=== INPUT DATA ===
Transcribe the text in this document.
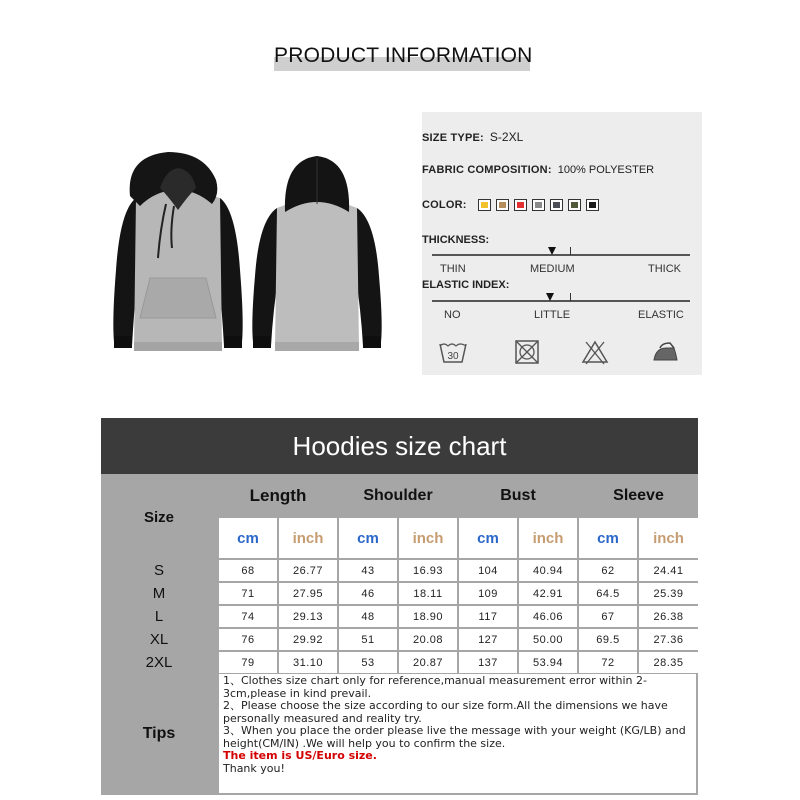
PRODUCT INFORMATION
SIZE TYPE: S-2XL
FABRIC COMPOSITION: 100% POLYESTER
COLOR:
THICKNESS:
THIN	MEDIUM	THICK
ELASTIC INDEX:
NO	LITTLE	ELASTIC
30
Hoodies size chart
Size
Length	Shoulder	Bust	Sleeve
Tips

1、Clothes size chart only for reference,manual measurement error within 2-3cm,please in kind prevail.

2、Please choose the size according to our size form.All the dimensions we have personally measured and reality try.

3、When you place the order please live the message with your weight (KG/LB) and height(CM/IN) .We will help you to confirm the size.

The item is US/Euro size.

Thank you!

cm	inch	cm	inch	cm	inch	cm	inch
S	68	26.77	43	16.93	104	40.94	62	24.41
M	71	27.95	46	18.11	109	42.91	64.5	25.39
L	74	29.13	48	18.90	117	46.06	67	26.38
XL	76	29.92	51	20.08	127	50.00	69.5	27.36
2XL	79	31.10	53	20.87	137	53.94	72	28.35
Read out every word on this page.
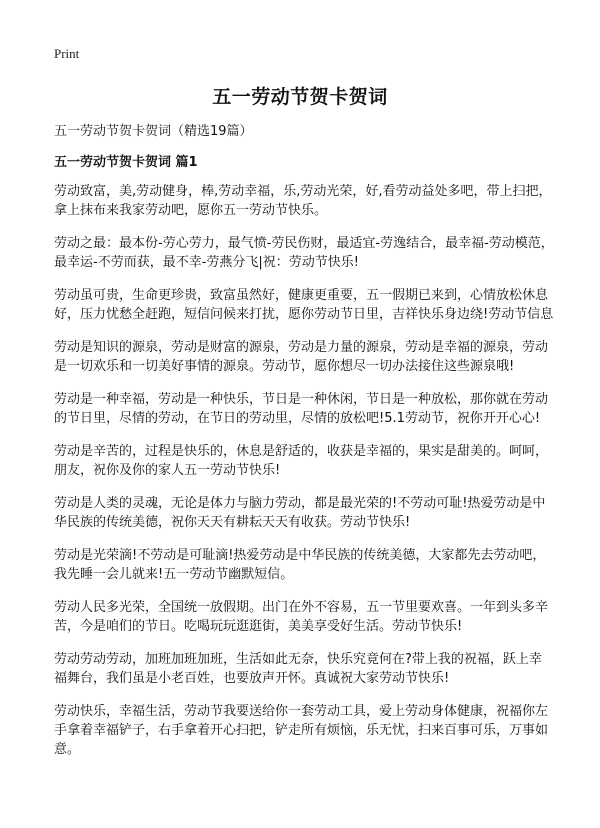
Print
五一劳动节贺卡贺词
五一劳动节贺卡贺词（精选19篇）
五一劳动节贺卡贺词 篇1

劳动致富，美,劳动健身，棒,劳动幸福，乐,劳动光荣，好,看劳动益处多吧，带上扫把，拿上抹布来我家劳动吧，愿你五一劳动节快乐。

劳动之最：最本份-劳心劳力，最气愤-劳民伤财，最适宜-劳逸结合，最幸福-劳动模范，最幸运-不劳而获，最不幸-劳燕分飞|祝：劳动节快乐!

劳动虽可贵，生命更珍贵，致富虽然好，健康更重要，五一假期已来到，心情放松休息好，压力忧愁全赶跑，短信问候来打扰，愿你劳动节日里，吉祥快乐身边绕!劳动节信息

劳动是知识的源泉，劳动是财富的源泉，劳动是力量的源泉，劳动是幸福的源泉，劳动是一切欢乐和一切美好事情的源泉。劳动节，愿你想尽一切办法接住这些源泉哦!

劳动是一种幸福，劳动是一种快乐，节日是一种休闲，节日是一种放松，那你就在劳动的节日里，尽情的劳动，在节日的劳动里，尽情的放松吧!5.1劳动节，祝你开开心心!

劳动是辛苦的，过程是快乐的，休息是舒适的，收获是幸福的，果实是甜美的。呵呵，朋友，祝你及你的家人五一劳动节快乐!

劳动是人类的灵魂，无论是体力与脑力劳动，都是最光荣的!不劳动可耻!热爱劳动是中华民族的传统美德，祝你天天有耕耘天天有收获。劳动节快乐!

劳动是光荣滴!不劳动是可耻滴!热爱劳动是中华民族的传统美德，大家都先去劳动吧，我先睡一会儿就来!五一劳动节幽默短信。

劳动人民多光荣，全国统一放假期。出门在外不容易，五一节里要欢喜。一年到头多辛苦，今是咱们的节日。吃喝玩玩逛逛街，美美享受好生活。劳动节快乐!

劳动劳动劳动，加班加班加班，生活如此无奈，快乐究竟何在?带上我的祝福，跃上幸福舞台，我们虽是小老百姓，也要放声开怀。真诚祝大家劳动节快乐!

劳动快乐，幸福生活，劳动节我要送给你一套劳动工具，爱上劳动身体健康，祝福你左手拿着幸福铲子，右手拿着开心扫把，铲走所有烦恼，乐无忧，扫来百事可乐，万事如意。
===
Using the material above, gather every line that includes "chart".

Hoodies size chart
1、Clothes size chart only for reference,manual measurement error within 2-3cm,please in kind prevail.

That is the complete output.